Exercise description: From the listing below, tally the lines that include "ylabel". Return only the total.

Exercise materials:
######

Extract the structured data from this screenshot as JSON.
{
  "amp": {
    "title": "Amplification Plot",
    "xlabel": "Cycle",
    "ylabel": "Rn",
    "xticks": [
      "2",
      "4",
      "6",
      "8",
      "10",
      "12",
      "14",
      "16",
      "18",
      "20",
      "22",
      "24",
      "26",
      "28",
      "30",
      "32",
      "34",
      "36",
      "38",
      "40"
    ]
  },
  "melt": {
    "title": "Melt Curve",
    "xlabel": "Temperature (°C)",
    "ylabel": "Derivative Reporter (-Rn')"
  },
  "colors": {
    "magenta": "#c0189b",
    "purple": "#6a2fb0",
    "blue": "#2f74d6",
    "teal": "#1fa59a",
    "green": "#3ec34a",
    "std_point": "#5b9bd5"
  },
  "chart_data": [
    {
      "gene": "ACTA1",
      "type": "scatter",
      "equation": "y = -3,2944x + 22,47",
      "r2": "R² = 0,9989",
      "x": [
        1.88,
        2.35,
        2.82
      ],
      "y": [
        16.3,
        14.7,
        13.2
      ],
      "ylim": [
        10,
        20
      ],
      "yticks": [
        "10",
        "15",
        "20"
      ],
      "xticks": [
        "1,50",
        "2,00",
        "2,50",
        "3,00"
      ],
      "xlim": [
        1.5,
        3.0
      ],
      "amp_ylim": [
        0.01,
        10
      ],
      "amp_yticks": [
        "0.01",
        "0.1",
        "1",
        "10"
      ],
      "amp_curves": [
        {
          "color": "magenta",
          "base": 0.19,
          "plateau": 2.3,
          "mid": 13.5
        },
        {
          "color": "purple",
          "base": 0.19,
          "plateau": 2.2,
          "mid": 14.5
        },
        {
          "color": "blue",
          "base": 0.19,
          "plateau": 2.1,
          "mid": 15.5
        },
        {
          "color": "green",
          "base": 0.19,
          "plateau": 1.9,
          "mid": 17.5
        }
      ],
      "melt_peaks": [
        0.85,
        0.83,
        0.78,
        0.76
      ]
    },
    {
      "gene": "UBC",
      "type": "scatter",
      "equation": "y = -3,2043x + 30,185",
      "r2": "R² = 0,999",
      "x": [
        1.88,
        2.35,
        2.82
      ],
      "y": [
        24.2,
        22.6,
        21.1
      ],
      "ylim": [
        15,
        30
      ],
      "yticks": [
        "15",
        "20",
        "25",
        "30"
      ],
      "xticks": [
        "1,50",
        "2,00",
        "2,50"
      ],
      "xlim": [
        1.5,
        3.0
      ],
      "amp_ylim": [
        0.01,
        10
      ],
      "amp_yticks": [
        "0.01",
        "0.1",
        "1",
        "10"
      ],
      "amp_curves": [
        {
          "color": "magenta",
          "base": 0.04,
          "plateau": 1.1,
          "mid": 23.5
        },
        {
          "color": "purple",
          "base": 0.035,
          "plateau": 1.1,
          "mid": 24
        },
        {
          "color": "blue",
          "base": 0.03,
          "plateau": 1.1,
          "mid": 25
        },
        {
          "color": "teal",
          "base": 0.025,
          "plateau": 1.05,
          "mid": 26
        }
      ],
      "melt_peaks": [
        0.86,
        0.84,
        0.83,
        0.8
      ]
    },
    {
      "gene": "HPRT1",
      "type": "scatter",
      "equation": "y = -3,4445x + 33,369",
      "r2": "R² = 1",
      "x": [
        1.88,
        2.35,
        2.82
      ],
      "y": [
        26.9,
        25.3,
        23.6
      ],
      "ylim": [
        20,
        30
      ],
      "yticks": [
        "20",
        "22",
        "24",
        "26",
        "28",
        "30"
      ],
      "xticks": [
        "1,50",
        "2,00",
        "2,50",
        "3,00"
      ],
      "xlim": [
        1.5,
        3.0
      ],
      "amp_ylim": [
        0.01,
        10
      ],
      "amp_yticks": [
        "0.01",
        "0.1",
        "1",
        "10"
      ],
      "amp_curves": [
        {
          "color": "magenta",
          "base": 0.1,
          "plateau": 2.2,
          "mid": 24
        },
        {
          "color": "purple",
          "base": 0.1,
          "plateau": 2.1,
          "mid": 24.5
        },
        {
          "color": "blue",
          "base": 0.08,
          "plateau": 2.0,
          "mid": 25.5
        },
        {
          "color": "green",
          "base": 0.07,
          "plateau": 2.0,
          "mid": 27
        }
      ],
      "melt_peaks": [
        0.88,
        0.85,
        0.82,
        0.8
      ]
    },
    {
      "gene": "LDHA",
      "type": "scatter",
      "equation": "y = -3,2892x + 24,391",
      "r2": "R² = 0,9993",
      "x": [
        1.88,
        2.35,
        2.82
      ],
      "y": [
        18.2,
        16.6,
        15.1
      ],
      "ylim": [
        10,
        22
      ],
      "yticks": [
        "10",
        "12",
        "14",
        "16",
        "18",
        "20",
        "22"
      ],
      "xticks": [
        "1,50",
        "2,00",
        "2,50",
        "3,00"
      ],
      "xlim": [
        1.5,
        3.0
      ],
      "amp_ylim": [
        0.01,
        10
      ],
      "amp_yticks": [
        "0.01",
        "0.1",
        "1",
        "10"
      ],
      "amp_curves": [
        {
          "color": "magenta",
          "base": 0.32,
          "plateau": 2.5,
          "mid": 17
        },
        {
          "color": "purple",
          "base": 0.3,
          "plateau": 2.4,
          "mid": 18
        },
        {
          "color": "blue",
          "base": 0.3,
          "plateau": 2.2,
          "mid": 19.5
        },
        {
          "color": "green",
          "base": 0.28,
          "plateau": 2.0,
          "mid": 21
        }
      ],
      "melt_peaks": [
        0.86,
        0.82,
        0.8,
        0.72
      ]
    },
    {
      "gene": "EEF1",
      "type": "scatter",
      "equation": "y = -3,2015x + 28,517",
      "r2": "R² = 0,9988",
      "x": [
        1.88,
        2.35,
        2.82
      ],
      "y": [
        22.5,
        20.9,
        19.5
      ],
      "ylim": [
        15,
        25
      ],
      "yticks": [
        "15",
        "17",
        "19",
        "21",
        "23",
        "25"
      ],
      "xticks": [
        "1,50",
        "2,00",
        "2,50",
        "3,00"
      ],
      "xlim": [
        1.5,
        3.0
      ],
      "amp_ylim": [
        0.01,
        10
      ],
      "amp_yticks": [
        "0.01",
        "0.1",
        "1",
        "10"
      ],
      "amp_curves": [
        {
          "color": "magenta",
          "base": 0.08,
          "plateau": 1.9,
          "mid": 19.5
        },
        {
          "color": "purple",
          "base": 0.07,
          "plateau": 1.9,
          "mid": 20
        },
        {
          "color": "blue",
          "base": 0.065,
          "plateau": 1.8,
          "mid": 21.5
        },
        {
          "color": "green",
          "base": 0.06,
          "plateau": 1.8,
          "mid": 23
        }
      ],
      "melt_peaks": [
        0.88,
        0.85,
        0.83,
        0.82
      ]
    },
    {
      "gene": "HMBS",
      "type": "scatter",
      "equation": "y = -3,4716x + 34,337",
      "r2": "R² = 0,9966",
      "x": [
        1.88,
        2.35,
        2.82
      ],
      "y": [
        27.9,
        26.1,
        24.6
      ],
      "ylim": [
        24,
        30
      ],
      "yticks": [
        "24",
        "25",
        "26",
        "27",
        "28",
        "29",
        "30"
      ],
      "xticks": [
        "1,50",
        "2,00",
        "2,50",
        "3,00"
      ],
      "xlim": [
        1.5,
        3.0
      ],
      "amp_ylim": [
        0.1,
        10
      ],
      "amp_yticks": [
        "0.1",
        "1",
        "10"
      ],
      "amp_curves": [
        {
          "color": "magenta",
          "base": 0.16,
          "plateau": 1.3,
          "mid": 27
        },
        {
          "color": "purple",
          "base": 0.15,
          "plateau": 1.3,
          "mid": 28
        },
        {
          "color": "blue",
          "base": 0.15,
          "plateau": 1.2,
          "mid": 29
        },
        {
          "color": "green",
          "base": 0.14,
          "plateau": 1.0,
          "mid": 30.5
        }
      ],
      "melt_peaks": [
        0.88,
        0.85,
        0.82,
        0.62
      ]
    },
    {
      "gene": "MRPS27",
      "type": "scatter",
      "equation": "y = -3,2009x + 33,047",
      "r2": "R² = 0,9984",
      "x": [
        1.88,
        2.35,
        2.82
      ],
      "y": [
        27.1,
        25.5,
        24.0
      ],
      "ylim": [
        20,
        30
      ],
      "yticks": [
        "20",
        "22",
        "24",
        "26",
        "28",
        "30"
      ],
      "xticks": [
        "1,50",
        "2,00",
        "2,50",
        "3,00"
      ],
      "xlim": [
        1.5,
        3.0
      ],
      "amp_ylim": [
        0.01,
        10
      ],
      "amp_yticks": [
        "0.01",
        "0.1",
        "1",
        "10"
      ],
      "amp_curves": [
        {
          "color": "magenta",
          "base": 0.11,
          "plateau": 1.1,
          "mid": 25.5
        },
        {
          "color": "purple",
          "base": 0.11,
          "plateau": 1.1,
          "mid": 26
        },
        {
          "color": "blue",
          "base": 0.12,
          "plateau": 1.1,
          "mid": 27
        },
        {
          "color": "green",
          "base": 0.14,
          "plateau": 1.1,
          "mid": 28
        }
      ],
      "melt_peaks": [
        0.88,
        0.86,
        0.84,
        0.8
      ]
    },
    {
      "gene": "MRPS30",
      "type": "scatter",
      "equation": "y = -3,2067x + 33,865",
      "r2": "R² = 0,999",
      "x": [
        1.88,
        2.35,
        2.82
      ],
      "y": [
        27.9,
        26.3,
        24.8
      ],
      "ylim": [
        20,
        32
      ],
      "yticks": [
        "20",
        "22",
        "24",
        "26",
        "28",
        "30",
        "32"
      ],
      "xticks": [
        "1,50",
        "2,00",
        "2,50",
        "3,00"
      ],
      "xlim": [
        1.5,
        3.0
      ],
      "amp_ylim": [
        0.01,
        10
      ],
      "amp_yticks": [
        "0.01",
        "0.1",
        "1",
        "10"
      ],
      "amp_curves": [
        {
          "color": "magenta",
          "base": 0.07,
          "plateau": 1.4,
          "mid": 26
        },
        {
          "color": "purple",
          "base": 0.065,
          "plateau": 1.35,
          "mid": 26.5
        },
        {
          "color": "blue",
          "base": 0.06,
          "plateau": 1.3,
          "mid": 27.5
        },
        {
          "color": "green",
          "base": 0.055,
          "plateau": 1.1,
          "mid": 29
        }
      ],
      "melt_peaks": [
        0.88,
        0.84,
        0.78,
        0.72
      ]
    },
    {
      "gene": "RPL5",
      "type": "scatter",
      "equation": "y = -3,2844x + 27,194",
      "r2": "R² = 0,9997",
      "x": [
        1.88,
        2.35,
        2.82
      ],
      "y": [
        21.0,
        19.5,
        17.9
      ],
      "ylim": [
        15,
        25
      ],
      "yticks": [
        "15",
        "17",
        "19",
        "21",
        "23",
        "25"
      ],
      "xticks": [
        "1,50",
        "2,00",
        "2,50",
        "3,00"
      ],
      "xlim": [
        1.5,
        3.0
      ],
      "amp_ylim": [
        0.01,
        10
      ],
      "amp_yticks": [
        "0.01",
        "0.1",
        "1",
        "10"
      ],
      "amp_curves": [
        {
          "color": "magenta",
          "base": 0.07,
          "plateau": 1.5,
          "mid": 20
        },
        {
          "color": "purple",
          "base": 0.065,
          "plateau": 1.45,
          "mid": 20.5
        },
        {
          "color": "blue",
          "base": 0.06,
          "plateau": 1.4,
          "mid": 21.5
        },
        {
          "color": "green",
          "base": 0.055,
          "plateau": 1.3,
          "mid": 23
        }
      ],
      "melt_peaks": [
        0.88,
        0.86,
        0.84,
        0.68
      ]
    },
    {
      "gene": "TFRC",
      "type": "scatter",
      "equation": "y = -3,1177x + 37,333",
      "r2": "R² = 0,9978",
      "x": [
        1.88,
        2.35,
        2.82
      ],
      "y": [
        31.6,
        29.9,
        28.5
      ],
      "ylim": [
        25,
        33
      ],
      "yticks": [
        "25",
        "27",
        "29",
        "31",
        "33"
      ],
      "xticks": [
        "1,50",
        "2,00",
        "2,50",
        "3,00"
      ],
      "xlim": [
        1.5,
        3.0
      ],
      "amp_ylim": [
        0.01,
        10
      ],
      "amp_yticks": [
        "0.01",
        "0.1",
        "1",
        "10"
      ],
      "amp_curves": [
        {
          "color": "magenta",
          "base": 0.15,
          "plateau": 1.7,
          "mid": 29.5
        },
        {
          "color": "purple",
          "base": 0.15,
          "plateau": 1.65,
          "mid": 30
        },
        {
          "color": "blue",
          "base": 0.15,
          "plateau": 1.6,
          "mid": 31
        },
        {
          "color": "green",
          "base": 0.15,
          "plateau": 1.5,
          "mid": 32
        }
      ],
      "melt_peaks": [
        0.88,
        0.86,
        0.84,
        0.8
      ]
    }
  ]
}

######

Solution: 2